REQUIRED TASK: Which lines in the material below contain the word "атмосферного"? Copy each of them.

(Some records)
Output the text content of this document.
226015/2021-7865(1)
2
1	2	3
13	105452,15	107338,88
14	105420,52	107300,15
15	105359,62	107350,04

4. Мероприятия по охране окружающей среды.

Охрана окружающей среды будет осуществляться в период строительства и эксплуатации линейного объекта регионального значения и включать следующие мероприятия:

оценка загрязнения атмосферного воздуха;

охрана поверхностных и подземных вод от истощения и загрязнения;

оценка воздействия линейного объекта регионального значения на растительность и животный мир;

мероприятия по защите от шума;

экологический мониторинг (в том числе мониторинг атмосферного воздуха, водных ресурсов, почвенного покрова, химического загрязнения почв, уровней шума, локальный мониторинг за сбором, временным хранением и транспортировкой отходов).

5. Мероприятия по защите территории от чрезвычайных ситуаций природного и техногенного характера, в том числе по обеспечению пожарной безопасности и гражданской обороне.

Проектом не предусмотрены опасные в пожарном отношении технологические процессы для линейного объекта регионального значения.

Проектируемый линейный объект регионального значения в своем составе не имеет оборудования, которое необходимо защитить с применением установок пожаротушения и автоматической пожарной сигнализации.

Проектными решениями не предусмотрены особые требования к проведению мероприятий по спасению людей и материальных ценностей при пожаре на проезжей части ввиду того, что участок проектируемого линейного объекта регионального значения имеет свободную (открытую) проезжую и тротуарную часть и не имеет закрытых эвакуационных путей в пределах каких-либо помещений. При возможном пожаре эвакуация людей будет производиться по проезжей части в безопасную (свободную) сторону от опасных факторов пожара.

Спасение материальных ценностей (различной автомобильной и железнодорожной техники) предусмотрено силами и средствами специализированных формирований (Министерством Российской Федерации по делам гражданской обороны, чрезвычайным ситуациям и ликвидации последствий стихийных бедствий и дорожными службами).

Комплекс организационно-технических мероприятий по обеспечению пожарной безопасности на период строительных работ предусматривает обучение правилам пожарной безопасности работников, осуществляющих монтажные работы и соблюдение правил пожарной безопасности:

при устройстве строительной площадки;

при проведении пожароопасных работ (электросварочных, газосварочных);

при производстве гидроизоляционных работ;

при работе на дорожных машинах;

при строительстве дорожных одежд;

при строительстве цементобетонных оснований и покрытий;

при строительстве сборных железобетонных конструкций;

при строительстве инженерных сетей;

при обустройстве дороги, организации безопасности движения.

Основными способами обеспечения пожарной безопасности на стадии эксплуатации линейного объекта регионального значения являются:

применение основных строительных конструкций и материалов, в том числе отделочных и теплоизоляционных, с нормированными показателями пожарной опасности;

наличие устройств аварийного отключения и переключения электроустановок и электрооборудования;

ANSWER FOR THE TASK:
оценка загрязнения атмосферного воздуха;
экологический мониторинг (в том числе мониторинг атмосферного воздуха, водных ресурсов, почвенного покрова, химического загрязнения почв, уровней шума, локальный мониторинг за сбором, временным хранением и транспортировкой отходов).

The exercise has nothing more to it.